| Data listing |

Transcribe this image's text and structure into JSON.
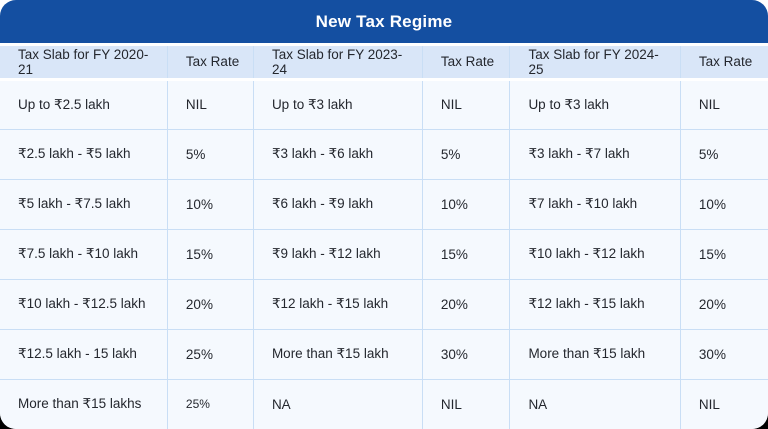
{
  "title": "New Tax Regime",
  "colors": {
    "title_bar_bg": "#144FA1",
    "header_row_bg": "#D9E6F8",
    "body_bg": "#F5F9FE",
    "grid_line": "#C9DEF5",
    "text_dark": "#24272E",
    "title_text": "#FFFFFF"
  },
  "table": {
    "columns": [
      {
        "label": "Tax Slab for FY 2020-21"
      },
      {
        "label": "Tax Rate"
      },
      {
        "label": "Tax Slab for FY 2023-24"
      },
      {
        "label": "Tax Rate"
      },
      {
        "label": "Tax Slab for FY 2024-25"
      },
      {
        "label": "Tax Rate"
      }
    ],
    "rows": [
      [
        "Up to ₹2.5 lakh",
        "NIL",
        "Up to ₹3 lakh",
        "NIL",
        "Up to ₹3 lakh",
        "NIL"
      ],
      [
        "₹2.5 lakh - ₹5 lakh",
        "5%",
        "₹3 lakh - ₹6 lakh",
        "5%",
        "₹3 lakh - ₹7 lakh",
        "5%"
      ],
      [
        "₹5 lakh - ₹7.5 lakh",
        "10%",
        "₹6 lakh - ₹9 lakh",
        "10%",
        "₹7 lakh - ₹10 lakh",
        "10%"
      ],
      [
        "₹7.5 lakh - ₹10 lakh",
        "15%",
        "₹9 lakh - ₹12 lakh",
        "15%",
        "₹10 lakh - ₹12 lakh",
        "15%"
      ],
      [
        "₹10 lakh - ₹12.5 lakh",
        "20%",
        "₹12 lakh - ₹15 lakh",
        "20%",
        "₹12 lakh - ₹15 lakh",
        "20%"
      ],
      [
        "₹12.5 lakh - 15 lakh",
        "25%",
        "More than ₹15 lakh",
        "30%",
        "More than ₹15 lakh",
        "30%"
      ],
      [
        "More than ₹15 lakhs",
        "25%",
        "NA",
        "NIL",
        "NA",
        "NIL"
      ]
    ]
  }
}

| Work to do |
Find each line that has the word "Slab", then copy it out.

| Complete output |
        "label": "Tax Slab for FY 2020-21"
        "label": "Tax Slab for FY 2023-24"
        "label": "Tax Slab for FY 2024-25"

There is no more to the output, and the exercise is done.